Set task 1:
Count the lines of the records below that contain the word "this", and give only that number.

Source excerpt:

==============================

Standard set of compilers, libraries, tools and utilities
will always be available. However, depending on the
availability of resources, the number of concurrent
qlogin
sessions (2), the duration of each such
session (4 hours) and/or the list of accessible software
suites might be limited.
Disk Usage
The cluster is not backed up and users are responsible for
their data. Owing to limited storage space, the cluster set
up is such that every user, barring none, will get an email
once the respective HOME
folder exceeds a
pre-set limit (and also, when applicable, once the respective
RESEARCH
folder exceeds a pre-set limit) - and
will continue to get such emails few times a day until disk
usage gets below the set limit.
After the 12th consecutive notification, the user's account
will be locked and will require a request from the advisor to
have the user's account re-enabled.
Useful Commands
Built-in | |
qstat -j JOB_ID |
More information about a running/waiting job |
qhold JOB_ID |
Hold/Pause a running/waiting job |
qrls JOB_ID |
Release a job from hold |
qdel JOB_ID |
Delete a job from the queue |
qlogin |
Log into a compute/tile node |
qacct -j JOB_ID |
A job that has been completed |
qacct -o USERNAME |
A given user |
qhost -u USERNAME |
All jobs & queues used by a given user |

==============================

Items:
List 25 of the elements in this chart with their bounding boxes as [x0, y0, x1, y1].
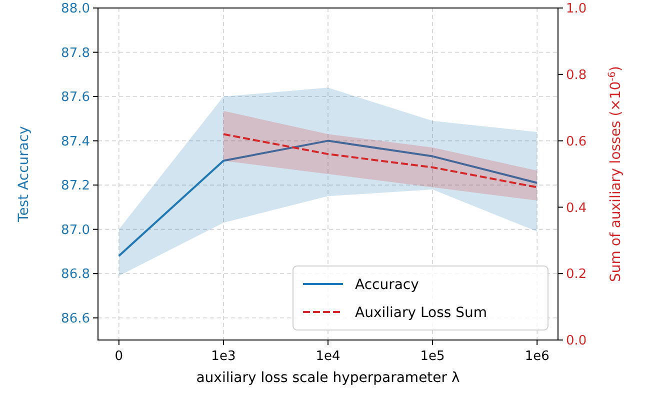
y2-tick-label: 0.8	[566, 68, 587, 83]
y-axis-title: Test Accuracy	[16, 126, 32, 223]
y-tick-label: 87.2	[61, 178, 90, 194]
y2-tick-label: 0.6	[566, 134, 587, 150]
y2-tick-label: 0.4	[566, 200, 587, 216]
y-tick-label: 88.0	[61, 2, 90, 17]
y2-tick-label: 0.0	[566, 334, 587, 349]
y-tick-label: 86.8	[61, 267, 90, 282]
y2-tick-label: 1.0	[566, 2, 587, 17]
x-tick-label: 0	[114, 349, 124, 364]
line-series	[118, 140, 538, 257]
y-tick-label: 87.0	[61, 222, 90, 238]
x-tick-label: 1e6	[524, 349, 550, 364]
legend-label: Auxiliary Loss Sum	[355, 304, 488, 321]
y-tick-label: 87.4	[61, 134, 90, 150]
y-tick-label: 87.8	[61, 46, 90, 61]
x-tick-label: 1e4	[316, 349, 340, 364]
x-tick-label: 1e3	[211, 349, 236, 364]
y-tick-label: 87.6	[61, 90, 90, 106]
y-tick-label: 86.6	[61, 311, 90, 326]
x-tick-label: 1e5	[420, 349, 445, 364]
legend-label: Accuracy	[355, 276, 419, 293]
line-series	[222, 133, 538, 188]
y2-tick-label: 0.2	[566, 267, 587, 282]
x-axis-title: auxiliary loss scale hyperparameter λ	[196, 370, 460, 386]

==============================

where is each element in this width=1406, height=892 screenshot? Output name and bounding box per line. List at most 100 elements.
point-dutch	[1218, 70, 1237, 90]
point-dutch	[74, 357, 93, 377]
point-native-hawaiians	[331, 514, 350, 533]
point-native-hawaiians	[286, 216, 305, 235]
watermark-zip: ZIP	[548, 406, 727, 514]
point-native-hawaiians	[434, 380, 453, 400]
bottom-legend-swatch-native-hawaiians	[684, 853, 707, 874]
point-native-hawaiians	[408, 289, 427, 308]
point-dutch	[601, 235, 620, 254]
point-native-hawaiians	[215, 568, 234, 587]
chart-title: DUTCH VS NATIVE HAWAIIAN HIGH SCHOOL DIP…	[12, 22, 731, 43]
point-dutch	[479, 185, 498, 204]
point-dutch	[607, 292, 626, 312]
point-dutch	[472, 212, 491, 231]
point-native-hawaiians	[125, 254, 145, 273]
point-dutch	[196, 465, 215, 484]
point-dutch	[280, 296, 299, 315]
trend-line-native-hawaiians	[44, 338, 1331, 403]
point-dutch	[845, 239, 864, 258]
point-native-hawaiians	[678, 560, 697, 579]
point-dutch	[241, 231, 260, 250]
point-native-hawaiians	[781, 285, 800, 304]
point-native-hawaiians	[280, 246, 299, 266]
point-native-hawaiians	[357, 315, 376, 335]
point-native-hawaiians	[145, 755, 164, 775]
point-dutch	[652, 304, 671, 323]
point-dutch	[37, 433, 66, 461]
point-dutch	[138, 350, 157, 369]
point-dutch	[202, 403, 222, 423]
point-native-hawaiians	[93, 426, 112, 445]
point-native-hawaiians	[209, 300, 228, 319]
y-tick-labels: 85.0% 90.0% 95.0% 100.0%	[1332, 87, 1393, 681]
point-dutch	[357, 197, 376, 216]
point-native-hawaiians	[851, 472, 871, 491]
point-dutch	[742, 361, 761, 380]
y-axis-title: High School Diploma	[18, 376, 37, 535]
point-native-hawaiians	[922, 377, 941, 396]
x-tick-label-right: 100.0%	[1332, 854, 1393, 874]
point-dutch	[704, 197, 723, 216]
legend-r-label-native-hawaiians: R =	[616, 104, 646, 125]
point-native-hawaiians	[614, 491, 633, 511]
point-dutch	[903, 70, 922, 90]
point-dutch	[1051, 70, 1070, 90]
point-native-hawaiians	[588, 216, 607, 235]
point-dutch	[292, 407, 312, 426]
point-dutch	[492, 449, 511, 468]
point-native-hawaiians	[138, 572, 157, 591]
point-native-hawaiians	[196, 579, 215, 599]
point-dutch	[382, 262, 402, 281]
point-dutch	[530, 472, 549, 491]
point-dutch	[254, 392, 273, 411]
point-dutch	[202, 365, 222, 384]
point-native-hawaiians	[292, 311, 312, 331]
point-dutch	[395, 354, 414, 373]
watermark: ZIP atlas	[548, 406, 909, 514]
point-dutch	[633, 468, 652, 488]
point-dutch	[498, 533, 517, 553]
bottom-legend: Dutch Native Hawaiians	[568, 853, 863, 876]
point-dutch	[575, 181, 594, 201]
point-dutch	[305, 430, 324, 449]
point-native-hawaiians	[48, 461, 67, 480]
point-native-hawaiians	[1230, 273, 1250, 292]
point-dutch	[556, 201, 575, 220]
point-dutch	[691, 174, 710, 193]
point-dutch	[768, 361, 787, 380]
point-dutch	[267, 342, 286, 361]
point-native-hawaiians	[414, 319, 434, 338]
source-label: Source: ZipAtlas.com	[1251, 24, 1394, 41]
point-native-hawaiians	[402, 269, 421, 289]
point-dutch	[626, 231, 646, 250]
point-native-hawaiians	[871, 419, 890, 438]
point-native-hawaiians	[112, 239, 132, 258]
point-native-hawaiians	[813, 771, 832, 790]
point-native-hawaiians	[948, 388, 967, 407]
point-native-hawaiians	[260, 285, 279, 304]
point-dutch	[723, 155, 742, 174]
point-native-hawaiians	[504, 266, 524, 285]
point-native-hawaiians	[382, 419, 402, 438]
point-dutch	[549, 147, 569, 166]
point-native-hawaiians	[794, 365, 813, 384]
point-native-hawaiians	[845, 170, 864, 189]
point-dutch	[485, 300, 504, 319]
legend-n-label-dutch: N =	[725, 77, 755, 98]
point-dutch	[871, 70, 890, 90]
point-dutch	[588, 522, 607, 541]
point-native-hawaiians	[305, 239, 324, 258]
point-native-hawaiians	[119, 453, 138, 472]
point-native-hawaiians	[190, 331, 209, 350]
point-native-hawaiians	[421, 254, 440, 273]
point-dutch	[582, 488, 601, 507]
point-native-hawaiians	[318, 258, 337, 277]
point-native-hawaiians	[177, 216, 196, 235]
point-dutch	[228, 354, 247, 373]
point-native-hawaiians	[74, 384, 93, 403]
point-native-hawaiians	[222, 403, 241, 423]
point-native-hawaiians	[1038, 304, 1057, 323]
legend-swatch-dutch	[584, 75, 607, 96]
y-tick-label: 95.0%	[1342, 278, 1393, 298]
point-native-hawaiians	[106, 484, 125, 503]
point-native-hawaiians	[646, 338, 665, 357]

==============================

Set task 2:
Reproduce the entire cluster usage text above word for word.

Reply 1:
2

Reply 2:
Standard set of compilers, libraries, tools and utilities
will always be available. However, depending on the
availability of resources, the number of concurrent
qlogin
sessions (2), the duration of each such
session (4 hours) and/or the list of accessible software
suites might be limited.
Disk Usage
The cluster is not backed up and users are responsible for
their data. Owing to limited storage space, the cluster set
up is such that every user, barring none, will get an email
once the respective HOME
folder exceeds a
pre-set limit (and also, when applicable, once the respective
RESEARCH
folder exceeds a pre-set limit) - and
will continue to get such emails few times a day until disk
usage gets below the set limit.
After the 12th consecutive notification, the user's account
will be locked and will require a request from the advisor to
have the user's account re-enabled.
Useful Commands
Built-in | |
qstat -j JOB_ID |
More information about a running/waiting job |
qhold JOB_ID |
Hold/Pause a running/waiting job |
qrls JOB_ID |
Release a job from hold |
qdel JOB_ID |
Delete a job from the queue |
qlogin |
Log into a compute/tile node |
qacct -j JOB_ID |
A job that has been completed |
qacct -o USERNAME |
A given user |
qhost -u USERNAME |
All jobs & queues used by a given user |